▸ **The exercise**:
Your copy of the material below should match it exactly, except that it holds no pictures.

▸ **Supplied material**:
++++++++++++++++++++
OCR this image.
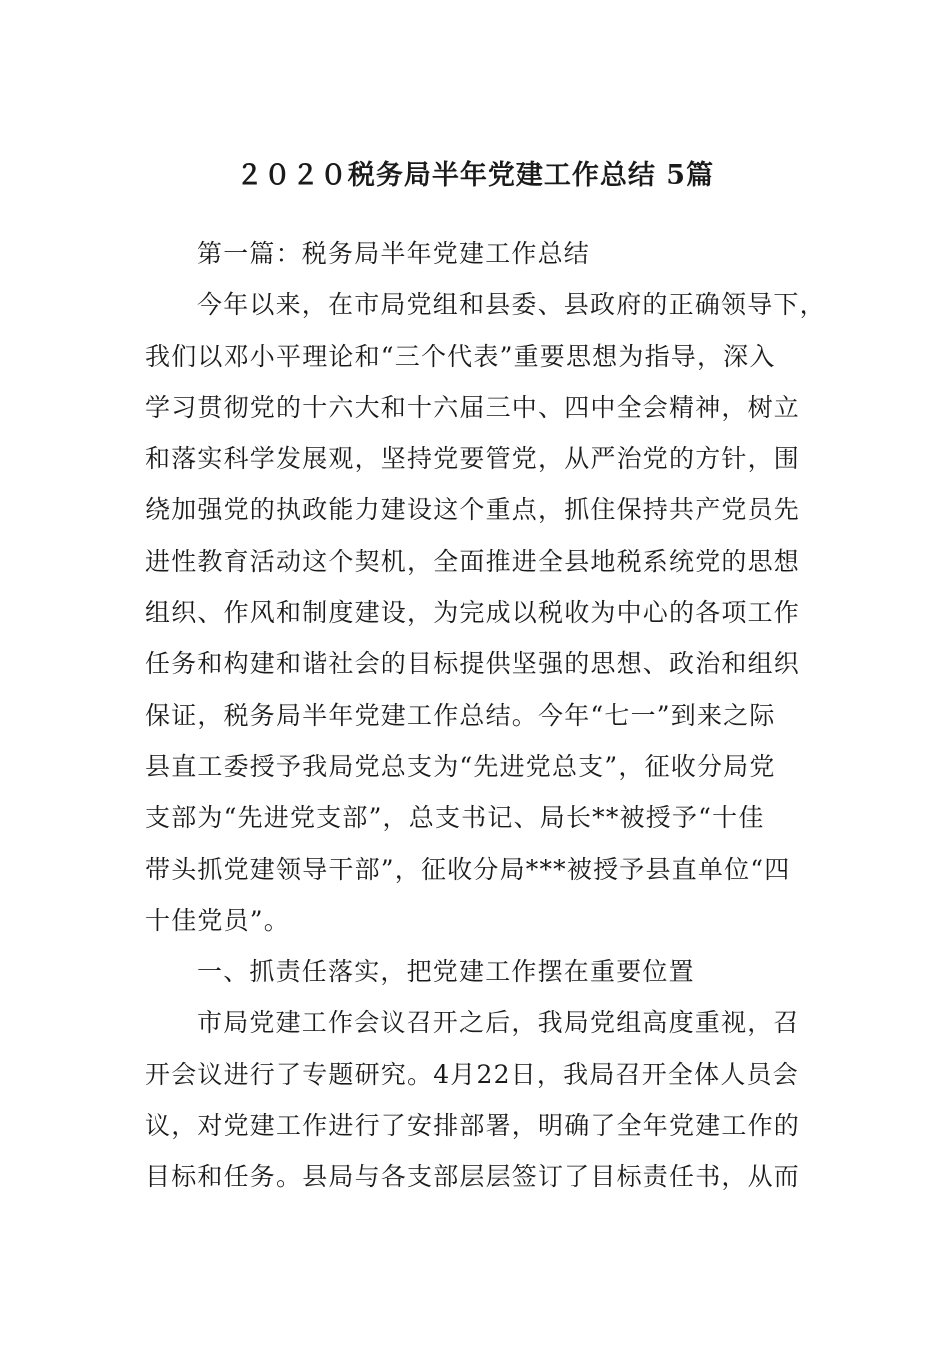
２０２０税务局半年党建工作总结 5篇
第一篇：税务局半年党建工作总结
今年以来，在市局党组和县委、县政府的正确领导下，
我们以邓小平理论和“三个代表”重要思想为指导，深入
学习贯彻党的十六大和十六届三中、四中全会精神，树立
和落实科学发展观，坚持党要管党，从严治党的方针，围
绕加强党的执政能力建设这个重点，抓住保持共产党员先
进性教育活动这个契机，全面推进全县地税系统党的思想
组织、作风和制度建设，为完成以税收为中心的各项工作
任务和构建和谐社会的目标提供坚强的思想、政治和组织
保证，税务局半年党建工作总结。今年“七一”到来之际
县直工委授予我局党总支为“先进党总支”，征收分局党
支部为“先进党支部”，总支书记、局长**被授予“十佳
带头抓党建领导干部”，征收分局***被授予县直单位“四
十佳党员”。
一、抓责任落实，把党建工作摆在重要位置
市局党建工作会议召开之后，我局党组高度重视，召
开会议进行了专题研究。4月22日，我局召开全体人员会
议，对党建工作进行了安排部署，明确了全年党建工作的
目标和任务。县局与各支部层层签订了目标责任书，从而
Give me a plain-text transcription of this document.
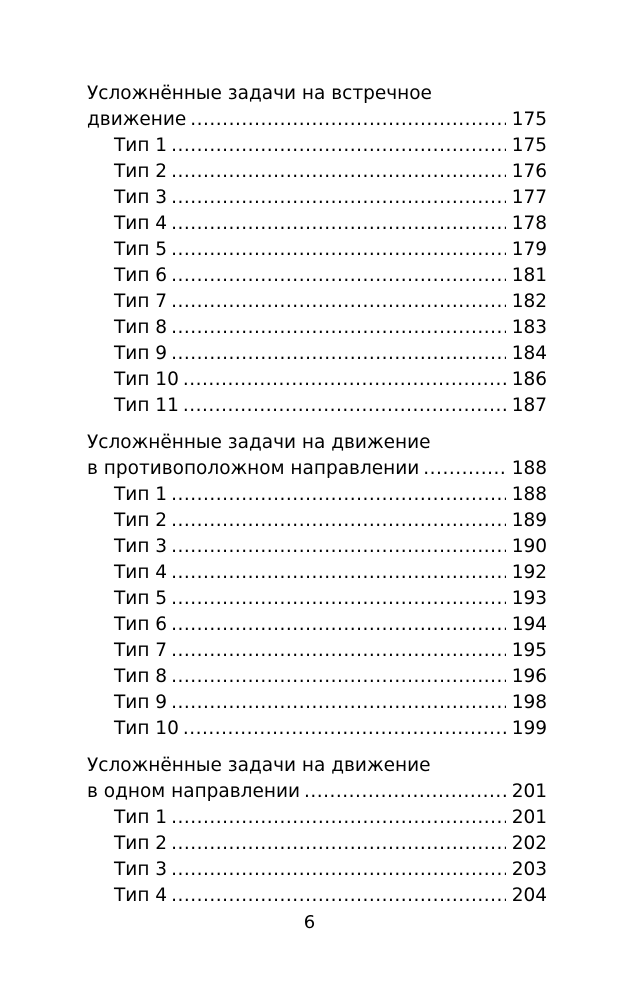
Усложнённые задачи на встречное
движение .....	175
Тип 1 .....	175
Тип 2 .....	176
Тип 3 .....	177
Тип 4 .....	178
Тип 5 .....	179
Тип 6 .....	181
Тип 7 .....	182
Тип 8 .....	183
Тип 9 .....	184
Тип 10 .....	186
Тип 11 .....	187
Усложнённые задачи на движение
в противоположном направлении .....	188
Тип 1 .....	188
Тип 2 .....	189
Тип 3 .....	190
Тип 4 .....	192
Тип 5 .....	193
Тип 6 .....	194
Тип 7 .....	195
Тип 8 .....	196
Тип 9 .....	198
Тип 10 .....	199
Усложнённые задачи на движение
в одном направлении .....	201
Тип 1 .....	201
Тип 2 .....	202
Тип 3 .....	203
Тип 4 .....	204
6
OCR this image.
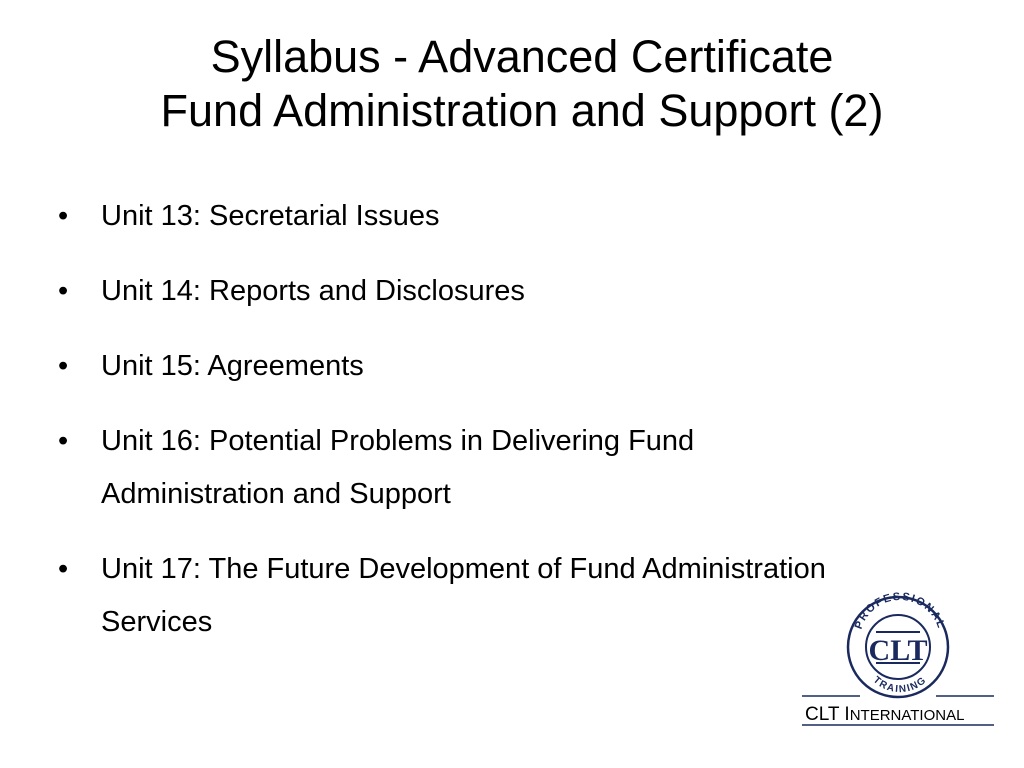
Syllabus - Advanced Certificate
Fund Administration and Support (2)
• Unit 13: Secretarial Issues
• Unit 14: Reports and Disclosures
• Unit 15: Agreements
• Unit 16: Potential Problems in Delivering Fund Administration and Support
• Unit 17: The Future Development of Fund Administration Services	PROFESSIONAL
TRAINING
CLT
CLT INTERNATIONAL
++++++++++++++++++++
▸ **Expected answer**:
OCR this image.
２０２０税务局半年党建工作总结 5篇
第一篇：税务局半年党建工作总结
今年以来，在市局党组和县委、县政府的正确领导下，
我们以邓小平理论和“三个代表”重要思想为指导，深入
学习贯彻党的十六大和十六届三中、四中全会精神，树立
和落实科学发展观，坚持党要管党，从严治党的方针，围
绕加强党的执政能力建设这个重点，抓住保持共产党员先
进性教育活动这个契机，全面推进全县地税系统党的思想
组织、作风和制度建设，为完成以税收为中心的各项工作
任务和构建和谐社会的目标提供坚强的思想、政治和组织
保证，税务局半年党建工作总结。今年“七一”到来之际
县直工委授予我局党总支为“先进党总支”，征收分局党
支部为“先进党支部”，总支书记、局长**被授予“十佳
带头抓党建领导干部”，征收分局***被授予县直单位“四
十佳党员”。
一、抓责任落实，把党建工作摆在重要位置
市局党建工作会议召开之后，我局党组高度重视，召
开会议进行了专题研究。4月22日，我局召开全体人员会
议，对党建工作进行了安排部署，明确了全年党建工作的
目标和任务。县局与各支部层层签订了目标责任书，从而
Give me a plain-text transcription of this document.
Усложнённые задачи на встречное
движение .....	175
Тип 1 .....	175
Тип 2 .....	176
Тип 3 .....	177
Тип 4 .....	178
Тип 5 .....	179
Тип 6 .....	181
Тип 7 .....	182
Тип 8 .....	183
Тип 9 .....	184
Тип 10 .....	186
Тип 11 .....	187
Усложнённые задачи на движение
в противоположном направлении .....	188
Тип 1 .....	188
Тип 2 .....	189
Тип 3 .....	190
Тип 4 .....	192
Тип 5 .....	193
Тип 6 .....	194
Тип 7 .....	195
Тип 8 .....	196
Тип 9 .....	198
Тип 10 .....	199
Усложнённые задачи на движение
в одном направлении .....	201
Тип 1 .....	201
Тип 2 .....	202
Тип 3 .....	203
Тип 4 .....	204
6
OCR this image.
Syllabus - Advanced Certificate
Fund Administration and Support (2)
• Unit 13: Secretarial Issues
• Unit 14: Reports and Disclosures
• Unit 15: Agreements
• Unit 16: Potential Problems in Delivering Fund Administration and Support
• Unit 17: The Future Development of Fund Administration Services	PROFESSIONAL
TRAINING
CLT
CLT INTERNATIONAL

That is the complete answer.